Dataset records ::
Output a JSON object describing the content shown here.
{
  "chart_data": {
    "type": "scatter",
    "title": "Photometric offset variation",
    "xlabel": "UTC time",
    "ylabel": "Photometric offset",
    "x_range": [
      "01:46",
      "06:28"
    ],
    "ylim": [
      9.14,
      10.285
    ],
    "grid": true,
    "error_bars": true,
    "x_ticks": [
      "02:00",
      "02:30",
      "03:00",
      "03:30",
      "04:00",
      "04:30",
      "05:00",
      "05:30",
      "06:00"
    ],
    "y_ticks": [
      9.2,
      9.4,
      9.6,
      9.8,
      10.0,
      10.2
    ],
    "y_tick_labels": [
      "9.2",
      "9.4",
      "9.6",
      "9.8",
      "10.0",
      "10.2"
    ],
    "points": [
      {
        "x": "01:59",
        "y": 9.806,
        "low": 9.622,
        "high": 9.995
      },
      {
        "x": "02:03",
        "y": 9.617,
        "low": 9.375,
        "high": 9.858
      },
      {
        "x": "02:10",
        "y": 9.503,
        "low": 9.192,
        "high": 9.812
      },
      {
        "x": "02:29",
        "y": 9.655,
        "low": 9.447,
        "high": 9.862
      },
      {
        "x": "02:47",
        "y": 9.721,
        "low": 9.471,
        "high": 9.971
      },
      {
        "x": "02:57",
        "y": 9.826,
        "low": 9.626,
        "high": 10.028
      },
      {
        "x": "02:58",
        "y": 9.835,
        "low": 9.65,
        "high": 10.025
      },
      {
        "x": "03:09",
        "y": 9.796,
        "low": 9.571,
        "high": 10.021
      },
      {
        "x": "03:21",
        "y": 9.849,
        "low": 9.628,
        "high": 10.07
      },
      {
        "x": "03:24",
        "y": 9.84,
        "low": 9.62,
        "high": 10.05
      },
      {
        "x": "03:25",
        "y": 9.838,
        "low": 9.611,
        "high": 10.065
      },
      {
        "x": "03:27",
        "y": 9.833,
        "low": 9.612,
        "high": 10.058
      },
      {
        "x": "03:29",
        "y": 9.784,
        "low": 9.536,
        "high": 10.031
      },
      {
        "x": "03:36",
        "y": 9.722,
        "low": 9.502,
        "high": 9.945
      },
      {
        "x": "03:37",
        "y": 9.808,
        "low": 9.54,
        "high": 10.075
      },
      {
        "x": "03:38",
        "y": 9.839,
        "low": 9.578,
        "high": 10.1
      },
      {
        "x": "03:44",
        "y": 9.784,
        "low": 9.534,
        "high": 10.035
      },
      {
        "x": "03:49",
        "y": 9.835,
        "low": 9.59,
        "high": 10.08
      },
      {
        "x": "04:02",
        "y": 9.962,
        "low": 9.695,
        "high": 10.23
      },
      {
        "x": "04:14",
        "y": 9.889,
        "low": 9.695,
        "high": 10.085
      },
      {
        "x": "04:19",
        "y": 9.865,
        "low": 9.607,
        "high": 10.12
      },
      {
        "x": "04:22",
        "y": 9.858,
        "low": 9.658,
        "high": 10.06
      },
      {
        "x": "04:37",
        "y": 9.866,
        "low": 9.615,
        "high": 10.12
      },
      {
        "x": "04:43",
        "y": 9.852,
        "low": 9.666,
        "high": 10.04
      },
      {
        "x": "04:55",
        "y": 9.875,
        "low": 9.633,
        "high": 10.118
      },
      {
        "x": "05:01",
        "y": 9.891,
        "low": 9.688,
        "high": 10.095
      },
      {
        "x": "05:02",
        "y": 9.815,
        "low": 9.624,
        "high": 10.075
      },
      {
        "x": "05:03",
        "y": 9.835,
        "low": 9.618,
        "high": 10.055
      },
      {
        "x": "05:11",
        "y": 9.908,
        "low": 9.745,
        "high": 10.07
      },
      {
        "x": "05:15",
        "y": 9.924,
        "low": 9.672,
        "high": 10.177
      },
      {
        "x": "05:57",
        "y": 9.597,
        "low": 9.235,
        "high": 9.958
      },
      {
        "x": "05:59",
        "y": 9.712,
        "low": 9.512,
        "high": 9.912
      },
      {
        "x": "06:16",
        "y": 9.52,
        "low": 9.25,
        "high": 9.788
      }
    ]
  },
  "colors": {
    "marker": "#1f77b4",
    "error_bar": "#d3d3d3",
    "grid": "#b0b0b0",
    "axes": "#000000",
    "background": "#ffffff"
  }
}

Do this ::
Repeat the material word for word, in full.

Complete answer ::
Output a JSON object describing the content shown here.
{
  "chart_data": {
    "type": "scatter",
    "title": "Photometric offset variation",
    "xlabel": "UTC time",
    "ylabel": "Photometric offset",
    "x_range": [
      "01:46",
      "06:28"
    ],
    "ylim": [
      9.14,
      10.285
    ],
    "grid": true,
    "error_bars": true,
    "x_ticks": [
      "02:00",
      "02:30",
      "03:00",
      "03:30",
      "04:00",
      "04:30",
      "05:00",
      "05:30",
      "06:00"
    ],
    "y_ticks": [
      9.2,
      9.4,
      9.6,
      9.8,
      10.0,
      10.2
    ],
    "y_tick_labels": [
      "9.2",
      "9.4",
      "9.6",
      "9.8",
      "10.0",
      "10.2"
    ],
    "points": [
      {
        "x": "01:59",
        "y": 9.806,
        "low": 9.622,
        "high": 9.995
      },
      {
        "x": "02:03",
        "y": 9.617,
        "low": 9.375,
        "high": 9.858
      },
      {
        "x": "02:10",
        "y": 9.503,
        "low": 9.192,
        "high": 9.812
      },
      {
        "x": "02:29",
        "y": 9.655,
        "low": 9.447,
        "high": 9.862
      },
      {
        "x": "02:47",
        "y": 9.721,
        "low": 9.471,
        "high": 9.971
      },
      {
        "x": "02:57",
        "y": 9.826,
        "low": 9.626,
        "high": 10.028
      },
      {
        "x": "02:58",
        "y": 9.835,
        "low": 9.65,
        "high": 10.025
      },
      {
        "x": "03:09",
        "y": 9.796,
        "low": 9.571,
        "high": 10.021
      },
      {
        "x": "03:21",
        "y": 9.849,
        "low": 9.628,
        "high": 10.07
      },
      {
        "x": "03:24",
        "y": 9.84,
        "low": 9.62,
        "high": 10.05
      },
      {
        "x": "03:25",
        "y": 9.838,
        "low": 9.611,
        "high": 10.065
      },
      {
        "x": "03:27",
        "y": 9.833,
        "low": 9.612,
        "high": 10.058
      },
      {
        "x": "03:29",
        "y": 9.784,
        "low": 9.536,
        "high": 10.031
      },
      {
        "x": "03:36",
        "y": 9.722,
        "low": 9.502,
        "high": 9.945
      },
      {
        "x": "03:37",
        "y": 9.808,
        "low": 9.54,
        "high": 10.075
      },
      {
        "x": "03:38",
        "y": 9.839,
        "low": 9.578,
        "high": 10.1
      },
      {
        "x": "03:44",
        "y": 9.784,
        "low": 9.534,
        "high": 10.035
      },
      {
        "x": "03:49",
        "y": 9.835,
        "low": 9.59,
        "high": 10.08
      },
      {
        "x": "04:02",
        "y": 9.962,
        "low": 9.695,
        "high": 10.23
      },
      {
        "x": "04:14",
        "y": 9.889,
        "low": 9.695,
        "high": 10.085
      },
      {
        "x": "04:19",
        "y": 9.865,
        "low": 9.607,
        "high": 10.12
      },
      {
        "x": "04:22",
        "y": 9.858,
        "low": 9.658,
        "high": 10.06
      },
      {
        "x": "04:37",
        "y": 9.866,
        "low": 9.615,
        "high": 10.12
      },
      {
        "x": "04:43",
        "y": 9.852,
        "low": 9.666,
        "high": 10.04
      },
      {
        "x": "04:55",
        "y": 9.875,
        "low": 9.633,
        "high": 10.118
      },
      {
        "x": "05:01",
        "y": 9.891,
        "low": 9.688,
        "high": 10.095
      },
      {
        "x": "05:02",
        "y": 9.815,
        "low": 9.624,
        "high": 10.075
      },
      {
        "x": "05:03",
        "y": 9.835,
        "low": 9.618,
        "high": 10.055
      },
      {
        "x": "05:11",
        "y": 9.908,
        "low": 9.745,
        "high": 10.07
      },
      {
        "x": "05:15",
        "y": 9.924,
        "low": 9.672,
        "high": 10.177
      },
      {
        "x": "05:57",
        "y": 9.597,
        "low": 9.235,
        "high": 9.958
      },
      {
        "x": "05:59",
        "y": 9.712,
        "low": 9.512,
        "high": 9.912
      },
      {
        "x": "06:16",
        "y": 9.52,
        "low": 9.25,
        "high": 9.788
      }
    ]
  },
  "colors": {
    "marker": "#1f77b4",
    "error_bar": "#d3d3d3",
    "grid": "#b0b0b0",
    "axes": "#000000",
    "background": "#ffffff"
  }
}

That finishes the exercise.